▶ Request
Gather every line holding the string "visible".

--- Start Dataset records ---

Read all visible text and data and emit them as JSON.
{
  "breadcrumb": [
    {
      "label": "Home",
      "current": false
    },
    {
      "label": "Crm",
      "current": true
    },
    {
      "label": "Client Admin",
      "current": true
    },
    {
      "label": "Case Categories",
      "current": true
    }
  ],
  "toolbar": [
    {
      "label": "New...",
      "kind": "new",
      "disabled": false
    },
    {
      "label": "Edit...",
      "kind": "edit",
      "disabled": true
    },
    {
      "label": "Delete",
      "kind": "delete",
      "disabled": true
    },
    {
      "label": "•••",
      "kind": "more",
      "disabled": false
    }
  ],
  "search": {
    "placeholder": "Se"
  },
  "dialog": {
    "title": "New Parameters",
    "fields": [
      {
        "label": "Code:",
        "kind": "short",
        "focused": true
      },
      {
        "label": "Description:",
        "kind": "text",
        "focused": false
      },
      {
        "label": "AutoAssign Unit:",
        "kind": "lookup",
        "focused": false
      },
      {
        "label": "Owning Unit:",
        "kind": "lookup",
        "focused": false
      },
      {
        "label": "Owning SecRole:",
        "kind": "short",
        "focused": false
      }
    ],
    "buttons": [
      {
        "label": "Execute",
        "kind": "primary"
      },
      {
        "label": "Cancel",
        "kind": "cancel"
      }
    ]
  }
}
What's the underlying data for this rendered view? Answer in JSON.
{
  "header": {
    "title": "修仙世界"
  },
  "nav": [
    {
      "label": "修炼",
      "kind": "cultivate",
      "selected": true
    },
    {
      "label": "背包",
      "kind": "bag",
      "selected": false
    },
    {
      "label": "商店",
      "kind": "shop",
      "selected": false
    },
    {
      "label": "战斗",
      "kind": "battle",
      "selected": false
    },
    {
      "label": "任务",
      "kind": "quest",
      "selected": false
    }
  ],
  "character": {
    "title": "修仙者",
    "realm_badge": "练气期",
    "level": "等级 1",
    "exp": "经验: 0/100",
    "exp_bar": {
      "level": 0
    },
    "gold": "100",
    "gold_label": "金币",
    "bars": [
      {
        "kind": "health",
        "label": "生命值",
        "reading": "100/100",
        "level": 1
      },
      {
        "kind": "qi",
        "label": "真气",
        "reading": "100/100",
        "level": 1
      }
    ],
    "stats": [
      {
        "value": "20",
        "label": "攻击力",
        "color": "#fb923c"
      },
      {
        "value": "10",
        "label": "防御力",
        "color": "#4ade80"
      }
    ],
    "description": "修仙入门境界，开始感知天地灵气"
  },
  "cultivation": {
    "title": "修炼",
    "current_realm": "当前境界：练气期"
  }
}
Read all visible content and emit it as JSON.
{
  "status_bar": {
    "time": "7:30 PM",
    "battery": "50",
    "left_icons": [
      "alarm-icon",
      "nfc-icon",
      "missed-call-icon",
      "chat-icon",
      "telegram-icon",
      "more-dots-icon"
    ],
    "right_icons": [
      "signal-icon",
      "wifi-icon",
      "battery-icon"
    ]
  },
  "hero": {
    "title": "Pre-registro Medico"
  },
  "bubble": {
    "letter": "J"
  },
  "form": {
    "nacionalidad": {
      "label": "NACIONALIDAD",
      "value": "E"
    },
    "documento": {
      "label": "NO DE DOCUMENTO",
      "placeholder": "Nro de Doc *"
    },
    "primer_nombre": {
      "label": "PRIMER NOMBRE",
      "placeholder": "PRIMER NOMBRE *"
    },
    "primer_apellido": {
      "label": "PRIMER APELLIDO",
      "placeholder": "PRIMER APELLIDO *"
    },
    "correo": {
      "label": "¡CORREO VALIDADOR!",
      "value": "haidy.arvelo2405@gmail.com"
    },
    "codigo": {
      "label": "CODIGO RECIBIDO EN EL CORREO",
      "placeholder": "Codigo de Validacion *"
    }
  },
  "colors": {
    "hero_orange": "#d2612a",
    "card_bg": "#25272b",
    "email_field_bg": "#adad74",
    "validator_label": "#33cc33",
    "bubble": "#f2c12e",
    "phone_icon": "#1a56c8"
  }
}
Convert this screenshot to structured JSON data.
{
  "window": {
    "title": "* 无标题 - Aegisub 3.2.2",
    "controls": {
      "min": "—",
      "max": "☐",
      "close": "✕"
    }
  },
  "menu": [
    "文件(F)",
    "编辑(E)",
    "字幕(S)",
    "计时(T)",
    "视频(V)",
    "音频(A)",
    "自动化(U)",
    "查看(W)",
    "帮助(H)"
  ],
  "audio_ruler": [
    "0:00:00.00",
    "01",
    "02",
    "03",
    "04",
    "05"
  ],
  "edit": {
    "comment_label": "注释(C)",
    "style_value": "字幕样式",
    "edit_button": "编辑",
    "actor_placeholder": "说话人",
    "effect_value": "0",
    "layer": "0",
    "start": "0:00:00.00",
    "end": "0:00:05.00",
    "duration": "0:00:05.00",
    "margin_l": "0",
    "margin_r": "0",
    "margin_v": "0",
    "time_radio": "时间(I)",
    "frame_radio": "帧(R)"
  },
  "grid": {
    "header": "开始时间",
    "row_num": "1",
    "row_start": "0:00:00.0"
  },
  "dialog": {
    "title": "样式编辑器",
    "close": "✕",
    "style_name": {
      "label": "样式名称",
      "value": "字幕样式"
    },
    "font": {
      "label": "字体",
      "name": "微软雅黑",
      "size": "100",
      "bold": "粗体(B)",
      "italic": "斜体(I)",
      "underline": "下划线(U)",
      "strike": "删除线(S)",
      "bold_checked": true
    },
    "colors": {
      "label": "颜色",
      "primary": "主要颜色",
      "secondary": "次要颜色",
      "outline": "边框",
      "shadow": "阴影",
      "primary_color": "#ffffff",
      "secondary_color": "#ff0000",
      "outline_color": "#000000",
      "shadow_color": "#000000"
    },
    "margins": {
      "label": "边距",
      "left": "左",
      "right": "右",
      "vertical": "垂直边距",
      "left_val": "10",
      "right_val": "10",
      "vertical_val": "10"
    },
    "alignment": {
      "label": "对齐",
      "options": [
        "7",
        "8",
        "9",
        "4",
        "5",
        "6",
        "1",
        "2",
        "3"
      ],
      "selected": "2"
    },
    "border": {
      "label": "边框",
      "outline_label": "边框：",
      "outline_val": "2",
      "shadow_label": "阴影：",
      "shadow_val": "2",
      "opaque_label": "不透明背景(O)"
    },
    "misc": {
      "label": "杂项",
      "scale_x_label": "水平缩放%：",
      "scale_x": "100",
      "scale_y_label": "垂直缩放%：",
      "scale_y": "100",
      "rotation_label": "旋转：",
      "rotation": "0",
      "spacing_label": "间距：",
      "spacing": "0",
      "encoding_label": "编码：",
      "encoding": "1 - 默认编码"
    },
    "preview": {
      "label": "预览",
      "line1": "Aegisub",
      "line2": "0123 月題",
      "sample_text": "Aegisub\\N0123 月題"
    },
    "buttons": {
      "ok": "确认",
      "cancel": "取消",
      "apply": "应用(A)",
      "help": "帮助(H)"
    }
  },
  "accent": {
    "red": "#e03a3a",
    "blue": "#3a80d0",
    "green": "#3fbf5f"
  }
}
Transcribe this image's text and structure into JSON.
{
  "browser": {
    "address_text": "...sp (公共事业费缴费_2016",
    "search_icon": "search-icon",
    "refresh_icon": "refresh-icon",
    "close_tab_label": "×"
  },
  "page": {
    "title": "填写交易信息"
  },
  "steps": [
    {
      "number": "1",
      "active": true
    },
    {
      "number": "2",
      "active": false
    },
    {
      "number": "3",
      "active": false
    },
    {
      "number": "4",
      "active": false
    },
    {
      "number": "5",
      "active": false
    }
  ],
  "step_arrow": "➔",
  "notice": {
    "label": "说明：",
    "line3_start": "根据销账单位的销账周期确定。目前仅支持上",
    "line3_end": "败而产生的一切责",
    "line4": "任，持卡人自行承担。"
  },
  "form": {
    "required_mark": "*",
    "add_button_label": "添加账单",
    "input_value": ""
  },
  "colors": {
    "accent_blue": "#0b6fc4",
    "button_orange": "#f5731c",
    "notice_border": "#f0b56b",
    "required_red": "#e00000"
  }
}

--- End Dataset records ---

▶ Answer for the task
Read all visible text and data and emit them as JSON.
Read all visible content and emit it as JSON.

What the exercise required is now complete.